■ Required work:
Where the data below has the string "مسعود", return the whole line.

── Provided data

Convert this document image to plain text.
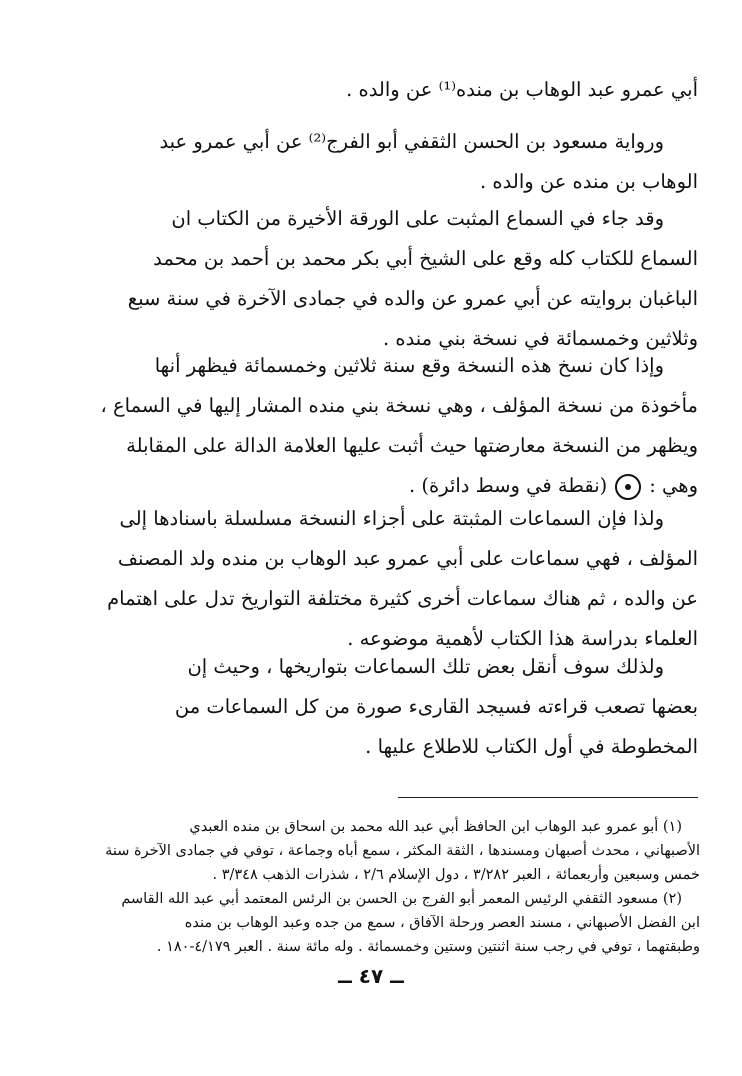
أبي عمرو عبد الوهاب بن منده⁽¹⁾ عن والده .

ورواية مسعود بن الحسن الثقفي أبو الفرج⁽²⁾ عن أبي عمرو عبد
الوهاب بن منده عن والده .

وقد جاء في السماع المثبت على الورقة الأخيرة من الكتاب ان
السماع للكتاب كله وقع على الشيخ أبي بكر محمد بن أحمد بن محمد
الباغبان بروايته عن أبي عمرو عن والده في جمادى الآخرة في سنة سبع
وثلاثين وخمسمائة في نسخة بني منده .

وإذا كان نسخ هذه النسخة وقع سنة ثلاثين وخمسمائة فيظهر أنها
مأخوذة من نسخة المؤلف ، وهي نسخة بني منده المشار إليها في السماع ،
ويظهر من النسخة معارضتها حيث أثبت عليها العلامة الدالة على المقابلة
وهي :(نقطة في وسط دائرة) .

ولذا فإن السماعات المثبتة على أجزاء النسخة مسلسلة باسنادها إلى
المؤلف ، فهي سماعات على أبي عمرو عبد الوهاب بن منده ولد المصنف
عن والده ، ثم هناك سماعات أخرى كثيرة مختلفة التواريخ تدل على اهتمام
العلماء بدراسة هذا الكتاب لأهمية موضوعه .

ولذلك سوف أنقل بعض تلك السماعات بتواريخها ، وحيث إن
بعضها تصعب قراءته فسيجد القارىء صورة من كل السماعات من
المخطوطة في أول الكتاب للاطلاع عليها .

(١) أبو عمرو عبد الوهاب ابن الحافظ أبي عبد الله محمد بن اسحاق بن منده العبدي
الأصبهاني ، محدث أصبهان ومسندها ، الثقة المكثر ، سمع أباه وجماعة ، توفي في جمادى الآخرة سنة
خمس وسبعين وأربعمائة ، العبر ٣/٢٨٢ ، دول الإسلام ٢/٦ ، شذرات الذهب ٣/٣٤٨ .
(٢) مسعود الثقفي الرئيس المعمر أبو الفرج بن الحسن بن الرئس المعتمد أبي عبد الله القاسم
ابن الفضل الأصبهاني ، مسند العصر ورحلة الآفاق ، سمع من جده وعبد الوهاب بن منده
وطبقتهما ، توفي في رجب سنة اثنتين وستين وخمسمائة . وله مائة سنة . العبر ٤/١٧٩-١٨٠ .
ــ ٤٧ ــ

────

■ Complete answer:
ورواية مسعود بن الحسن الثقفي أبو الفرج⁽²⁾ عن أبي عمرو عبد
(٢) مسعود الثقفي الرئيس المعمر أبو الفرج بن الحسن بن الرئس المعتمد أبي عبد الله القاسم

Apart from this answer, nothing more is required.